- STATED TASK: From the entries below, tally how many lines contain "SECT" and report only that figure.

- ROWS:
═══

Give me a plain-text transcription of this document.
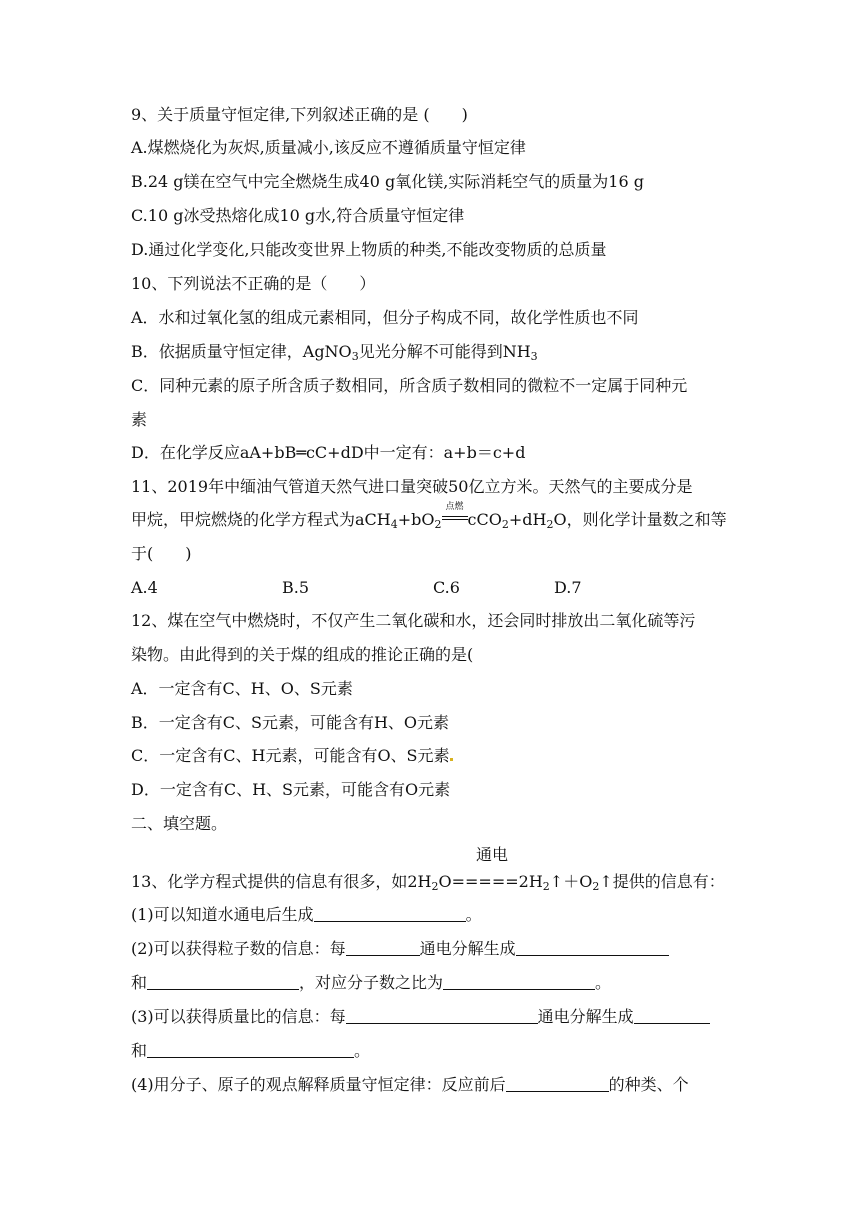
9、关于质量守恒定律,下列叙述正确的是 (　　)
A.煤燃烧化为灰烬,质量减小,该反应不遵循质量守恒定律
B.24 g镁在空气中完全燃烧生成40 g氧化镁,实际消耗空气的质量为16 g
C.10 g冰受热熔化成10 g水,符合质量守恒定律
D.通过化学变化,只能改变世界上物质的种类,不能改变物质的总质量
10、下列说法不正确的是（　　）
A．水和过氧化氢的组成元素相同，但分子构成不同，故化学性质也不同
B．依据质量守恒定律，AgNO$_3$见光分解不可能得到$NH_3$
C．同种元素的原子所含质子数相同，所含质子数相同的微粒不一定属于同种元
素
D．在化学反应aA+bB═cC+dD中一定有：a+b＝c+d
11、2019年中缅油气管道天然气进口量突破50亿立方米。天然气的主要成分是
甲烷，甲烷燃烧的化学方程式为$aCH_4+bO_2$
点燃
$cCO_2+dH_2O$，则化学计量数之和等
于(　　)
A.4	B.5	C.6	D.7
12、煤在空气中燃烧时，不仅产生二氧化碳和水，还会同时排放出二氧化硫等污
染物。由此得到的关于煤的组成的推论正确的是(
A．一定含有C、H、O、S元素
B．一定含有C、S元素，可能含有H、O元素
C．一定含有C、H元素，可能含有O、S元素
D．一定含有C、H、S元素，可能含有O元素
二、填空题。
通电
13、化学方程式提供的信息有很多，如$2H_2O=====2H_2↑+O_2↑$提供的信息有：
(1)可以知道水通电后生成	。
(2)可以获得粒子数的信息：每	通电分解生成
和	，对应分子数之比为	。
(3)可以获得质量比的信息：每	通电分解生成
和	。
(4)用分子、原子的观点解释质量守恒定律：反应前后	的种类、个
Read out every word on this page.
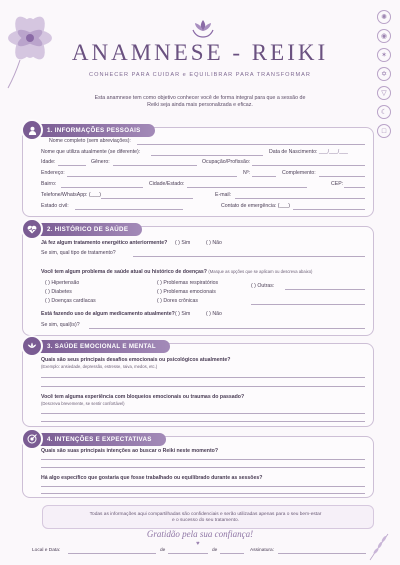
✺
◉
✶
✡
▽
☾
□
ANAMNESE - REIKI
CONHECER PARA CUIDAR e EQUILIBRAR PARA TRANSFORMAR
Esta anamnese tem como objetivo conhecer você de forma integral para que a sessão de Reiki seja ainda mais personalizada e eficaz.
1. INFORMAÇÕES PESSOAIS
Nome completo (sem abreviações):
Nome que utiliza atualmente (se diferente):	Data de Nascimento: ___/___/___
Idade:	Gênero:	Ocupação/Profissão:
Endereço:	Nº:	Complemento:
Bairro:	Cidade/Estado:	CEP:
Telefone/WhatsApp: (___)	E-mail:
Estado civil:	Contato de emergência: (___)
2. HISTÓRICO DE SAÚDE
Já fez algum tratamento energético anteriormente? ( ) Sim	( ) Não
Se sim, qual tipo de tratamento?
Você tem algum problema de saúde atual ou histórico de doenças? (Marque as opções que se aplicam ou descreva abaixo)
( ) Hipertensão	( ) Problemas respiratórios	( ) Outras:
( ) Diabetes	( ) Problemas emocionais
( ) Doenças cardíacas	( ) Dores crônicas
Está fazendo uso de algum medicamento atualmente? ( ) Sim	( ) Não
Se sim, qual(is)?
3. SAÚDE EMOCIONAL E MENTAL
Quais são seus principais desafios emocionais ou psicológicos atualmente?
(Exemplo: ansiedade, depressão, estresse, raiva, medos, etc.)
Você tem alguma experiência com bloqueios emocionais ou traumas do passado?
(Descreva brevemente, se sentir confortável)
4. INTENÇÕES E EXPECTATIVAS
Quais são suas principais intenções ao buscar o Reiki neste momento?
Há algo específico que gostaria que fosse trabalhado ou equilibrado durante as sessões?
Todas as informações aqui compartilhadas são confidenciais e serão utilizadas apenas para o seu bem-estar e o sucesso do seu tratamento.
Gratidão pela sua confiança!
♥
Local e Data:	de	de	Assinatura:
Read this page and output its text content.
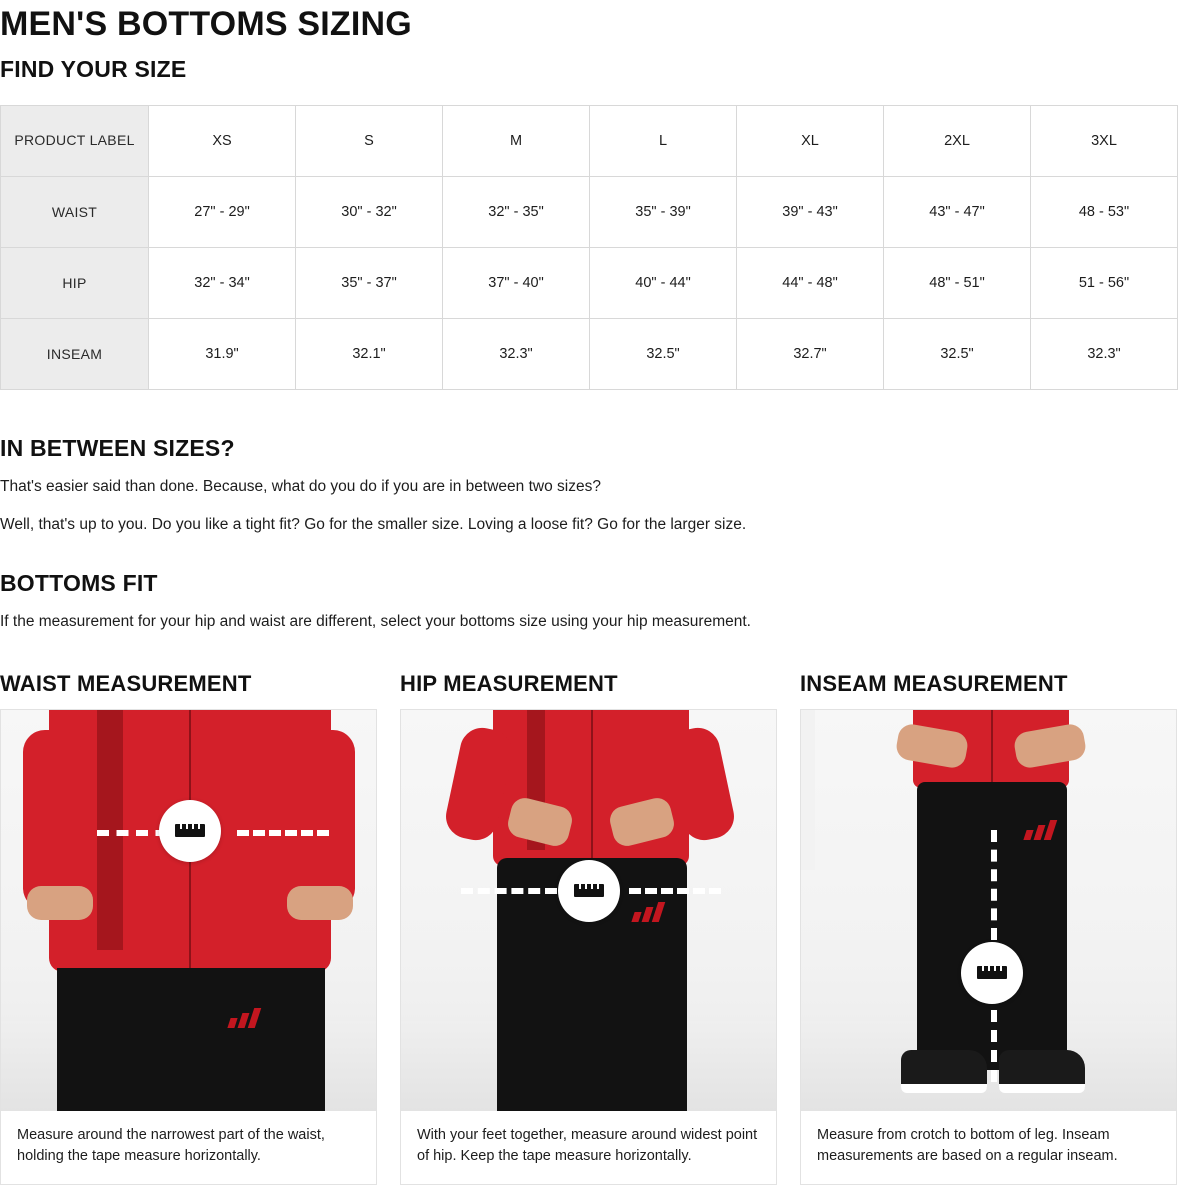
MEN'S BOTTOMS SIZING
FIND YOUR SIZE
PRODUCT LABEL	XS	S	M	L	XL	2XL	3XL
WAIST	27" - 29"	30" - 32"	32" - 35"	35" - 39"	39" - 43"	43" - 47"	48 - 53"
HIP	32" - 34"	35" - 37"	37" - 40"	40" - 44"	44" - 48"	48" - 51"	51 - 56"
INSEAM	31.9"	32.1"	32.3"	32.5"	32.7"	32.5"	32.3"
IN BETWEEN SIZES?
That's easier said than done. Because, what do you do if you are in between two sizes?
Well, that's up to you. Do you like a tight fit? Go for the smaller size. Loving a loose fit? Go for the larger size.
BOTTOMS FIT
If the measurement for your hip and waist are different, select your bottoms size using your hip measurement.
WAIST MEASUREMENT
Measure around the narrowest part of the waist, holding the tape measure horizontally.
HIP MEASUREMENT
With your feet together, measure around widest point of hip. Keep the tape measure horizontally.
INSEAM MEASUREMENT
Measure from crotch to bottom of leg. Inseam measurements are based on a regular inseam.
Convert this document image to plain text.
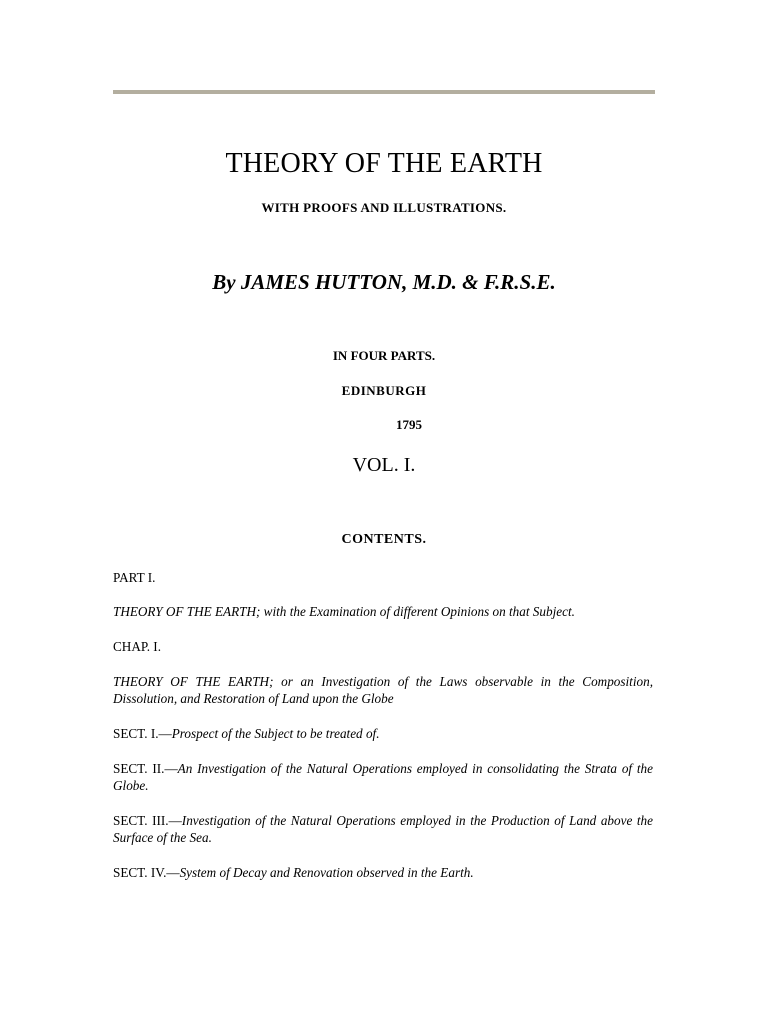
THEORY OF THE EARTH

WITH PROOFS AND ILLUSTRATIONS.

By JAMES HUTTON, M.D. & F.R.S.E.

IN FOUR PARTS.

EDINBURGH

1795

VOL. I.

CONTENTS.

PART I.

THEORY OF THE EARTH; with the Examination of different Opinions on that Subject.

CHAP. I.

THEORY OF THE EARTH; or an Investigation of the Laws observable in the Composition, Dissolution, and Restoration of Land upon the Globe

SECT. I.—Prospect of the Subject to be treated of.

SECT. II.—An Investigation of the Natural Operations employed in consolidating the Strata of the Globe.

SECT. III.—Investigation of the Natural Operations employed in the Production of Land above the Surface of the Sea.

SECT. IV.—System of Decay and Renovation observed in the Earth.
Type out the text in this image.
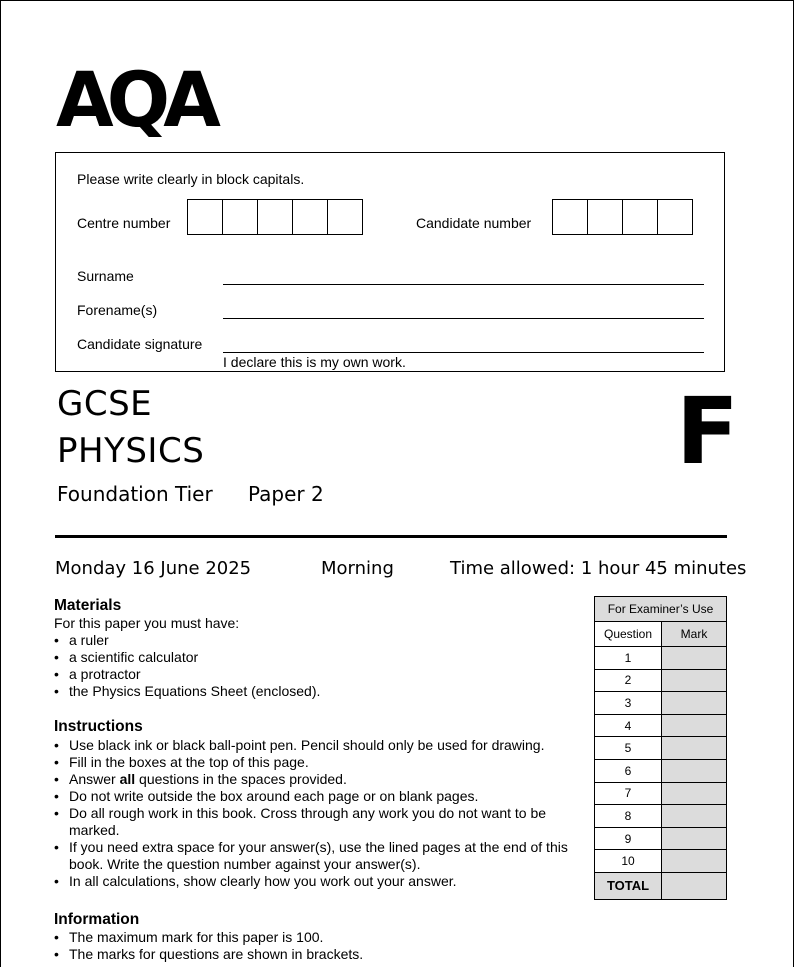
AQA
Please write clearly in block capitals.
Centre number	Candidate number
Surname
Forename(s)
Candidate signature
I declare this is my own work.
GCSE
PHYSICS
Foundation Tier Paper 2
F
Monday 16 June 2025	Morning	Time allowed: 1 hour 45 minutes
Materials
For this paper you must have:
• a ruler
• a scientific calculator
• a protractor
• the Physics Equations Sheet (enclosed).
Instructions
• Use black ink or black ball-point pen. Pencil should only be used for drawing.
• Fill in the boxes at the top of this page.
• Answer all questions in the spaces provided.
• Do not write outside the box around each page or on blank pages.
• Do all rough work in this book. Cross through any work you do not want to be marked.
• If you need extra space for your answer(s), use the lined pages at the end of this book. Write the question number against your answer(s).
• In all calculations, show clearly how you work out your answer.
Information
• The maximum mark for this paper is 100.
• The marks for questions are shown in brackets.
For Examiner’s Use	
Question	Mark
1	
2	
3	
4	
5	
6	
7	
8	
9	
10	
TOTAL	
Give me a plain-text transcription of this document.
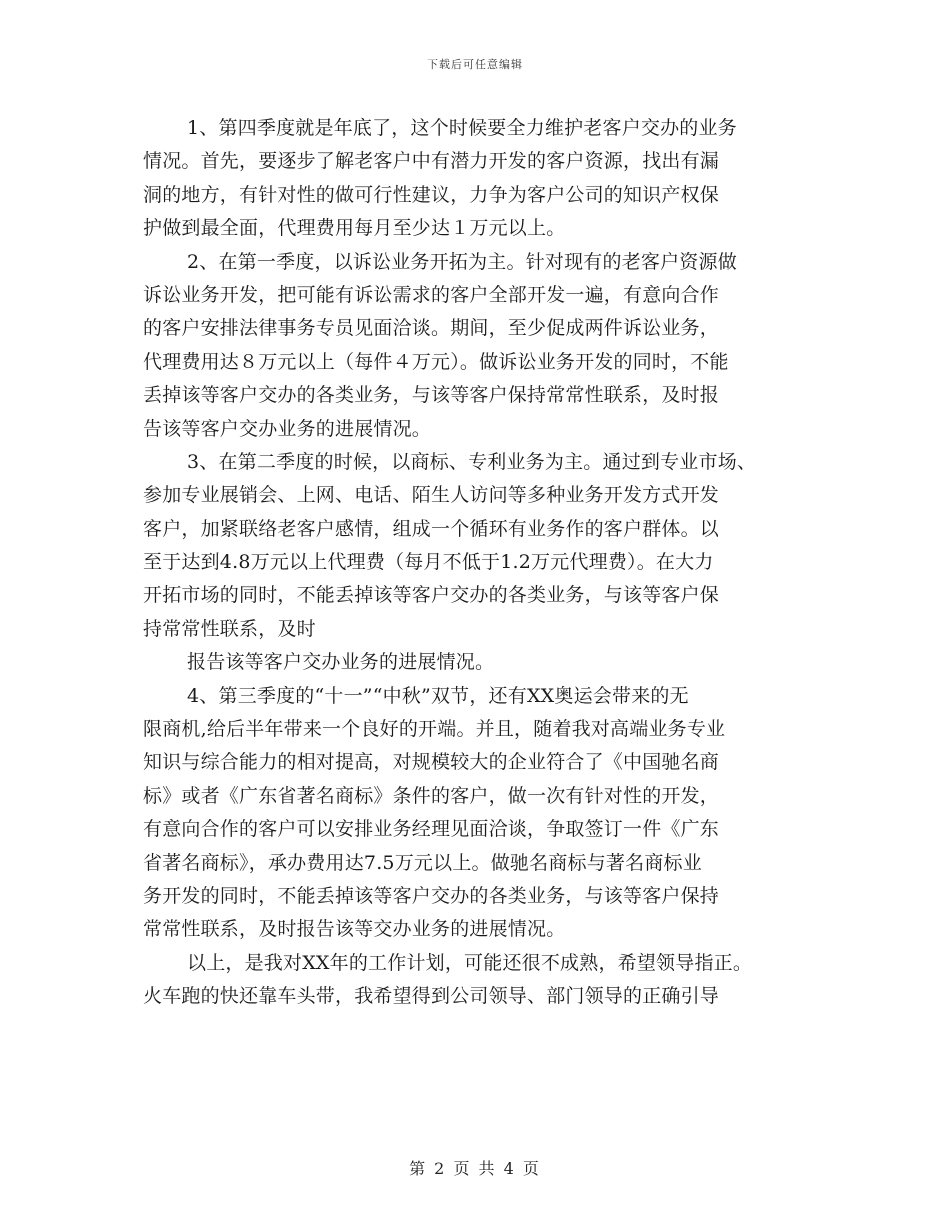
下载后可任意编辑
1、第四季度就是年底了，这个时候要全力维护老客户交办的业务
情况。首先，要逐步了解老客户中有潜力开发的客户资源，找出有漏
洞的地方，有针对性的做可行性建议，力争为客户公司的知识产权保
护做到最全面，代理费用每月至少达１万元以上。
2、在第一季度，以诉讼业务开拓为主。针对现有的老客户资源做
诉讼业务开发，把可能有诉讼需求的客户全部开发一遍，有意向合作
的客户安排法律事务专员见面洽谈。期间，至少促成两件诉讼业务，
代理费用达８万元以上（每件４万元）。做诉讼业务开发的同时，不能
丢掉该等客户交办的各类业务，与该等客户保持常常性联系，及时报
告该等客户交办业务的进展情况。
3、在第二季度的时候，以商标、专利业务为主。通过到专业市场、
参加专业展销会、上网、电话、陌生人访问等多种业务开发方式开发
客户，加紧联络老客户感情，组成一个循环有业务作的客户群体。以
至于达到4.8万元以上代理费（每月不低于1.2万元代理费）。在大力
开拓市场的同时，不能丢掉该等客户交办的各类业务，与该等客户保
持常常性联系，及时
报告该等客户交办业务的进展情况。
4、第三季度的“十一”“中秋”双节，还有XX奥运会带来的无
限商机,给后半年带来一个良好的开端。并且，随着我对高端业务专业
知识与综合能力的相对提高，对规模较大的企业符合了《中国驰名商
标》或者《广东省著名商标》条件的客户，做一次有针对性的开发，
有意向合作的客户可以安排业务经理见面洽谈，争取签订一件《广东
省著名商标》，承办费用达7.5万元以上。做驰名商标与著名商标业
务开发的同时，不能丢掉该等客户交办的各类业务，与该等客户保持
常常性联系，及时报告该等交办业务的进展情况。
以上，是我对XX年的工作计划，可能还很不成熟，希望领导指正。
火车跑的快还靠车头带，我希望得到公司领导、部门领导的正确引导
第 2 页 共 4 页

═══

- WORKED ANSWER: 4